Scan the data below and report how many lines include the word "name". Nothing else is wanted.

★ ★ ★ ★ ★

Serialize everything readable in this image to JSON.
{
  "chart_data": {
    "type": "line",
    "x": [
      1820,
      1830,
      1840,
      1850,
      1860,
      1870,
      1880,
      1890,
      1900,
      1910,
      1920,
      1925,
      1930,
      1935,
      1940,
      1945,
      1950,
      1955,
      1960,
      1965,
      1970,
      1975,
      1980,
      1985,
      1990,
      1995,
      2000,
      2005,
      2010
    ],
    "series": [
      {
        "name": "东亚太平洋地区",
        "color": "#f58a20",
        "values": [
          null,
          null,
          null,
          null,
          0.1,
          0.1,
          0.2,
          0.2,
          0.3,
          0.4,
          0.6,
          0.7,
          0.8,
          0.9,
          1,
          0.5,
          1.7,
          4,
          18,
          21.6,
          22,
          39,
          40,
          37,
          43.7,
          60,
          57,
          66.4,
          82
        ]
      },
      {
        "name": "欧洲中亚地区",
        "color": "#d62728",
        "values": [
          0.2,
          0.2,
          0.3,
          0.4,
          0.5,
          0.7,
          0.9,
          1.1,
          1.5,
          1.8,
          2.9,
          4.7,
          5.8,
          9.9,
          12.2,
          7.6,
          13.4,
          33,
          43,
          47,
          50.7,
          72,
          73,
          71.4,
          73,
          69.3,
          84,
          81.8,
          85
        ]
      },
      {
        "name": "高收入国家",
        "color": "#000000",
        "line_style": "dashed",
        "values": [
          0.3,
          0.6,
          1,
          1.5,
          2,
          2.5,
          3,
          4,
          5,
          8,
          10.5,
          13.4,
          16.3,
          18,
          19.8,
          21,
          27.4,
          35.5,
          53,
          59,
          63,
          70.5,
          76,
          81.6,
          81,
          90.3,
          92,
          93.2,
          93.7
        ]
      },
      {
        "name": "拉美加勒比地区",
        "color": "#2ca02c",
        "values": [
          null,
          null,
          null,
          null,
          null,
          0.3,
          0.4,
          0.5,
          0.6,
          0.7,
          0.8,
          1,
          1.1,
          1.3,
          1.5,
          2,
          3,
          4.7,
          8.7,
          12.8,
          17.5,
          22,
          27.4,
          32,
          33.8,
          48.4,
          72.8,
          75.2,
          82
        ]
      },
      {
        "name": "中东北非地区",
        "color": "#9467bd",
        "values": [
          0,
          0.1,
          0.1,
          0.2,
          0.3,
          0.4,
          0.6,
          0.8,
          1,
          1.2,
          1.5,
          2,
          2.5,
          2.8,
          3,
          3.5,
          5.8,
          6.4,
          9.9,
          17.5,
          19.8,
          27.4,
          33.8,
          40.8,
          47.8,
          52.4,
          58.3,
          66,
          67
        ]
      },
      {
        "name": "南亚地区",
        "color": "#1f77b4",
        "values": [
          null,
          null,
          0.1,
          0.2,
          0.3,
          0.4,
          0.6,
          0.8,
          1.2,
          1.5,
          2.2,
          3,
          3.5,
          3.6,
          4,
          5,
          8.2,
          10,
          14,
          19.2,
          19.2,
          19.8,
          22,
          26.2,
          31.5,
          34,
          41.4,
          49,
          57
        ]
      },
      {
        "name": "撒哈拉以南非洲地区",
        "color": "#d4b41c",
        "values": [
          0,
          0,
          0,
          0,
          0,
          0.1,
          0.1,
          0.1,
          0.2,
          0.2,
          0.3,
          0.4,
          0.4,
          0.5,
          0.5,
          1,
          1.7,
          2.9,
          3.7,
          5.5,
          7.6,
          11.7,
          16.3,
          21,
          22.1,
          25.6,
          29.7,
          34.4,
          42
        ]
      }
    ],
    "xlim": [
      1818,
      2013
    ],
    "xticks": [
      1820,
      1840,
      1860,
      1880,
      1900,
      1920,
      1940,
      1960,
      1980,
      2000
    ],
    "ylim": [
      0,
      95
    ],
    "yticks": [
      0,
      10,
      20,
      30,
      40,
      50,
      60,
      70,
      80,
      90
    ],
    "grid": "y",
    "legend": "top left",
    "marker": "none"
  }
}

★ ★ ★ ★ ★

**Answer to the exercise**
7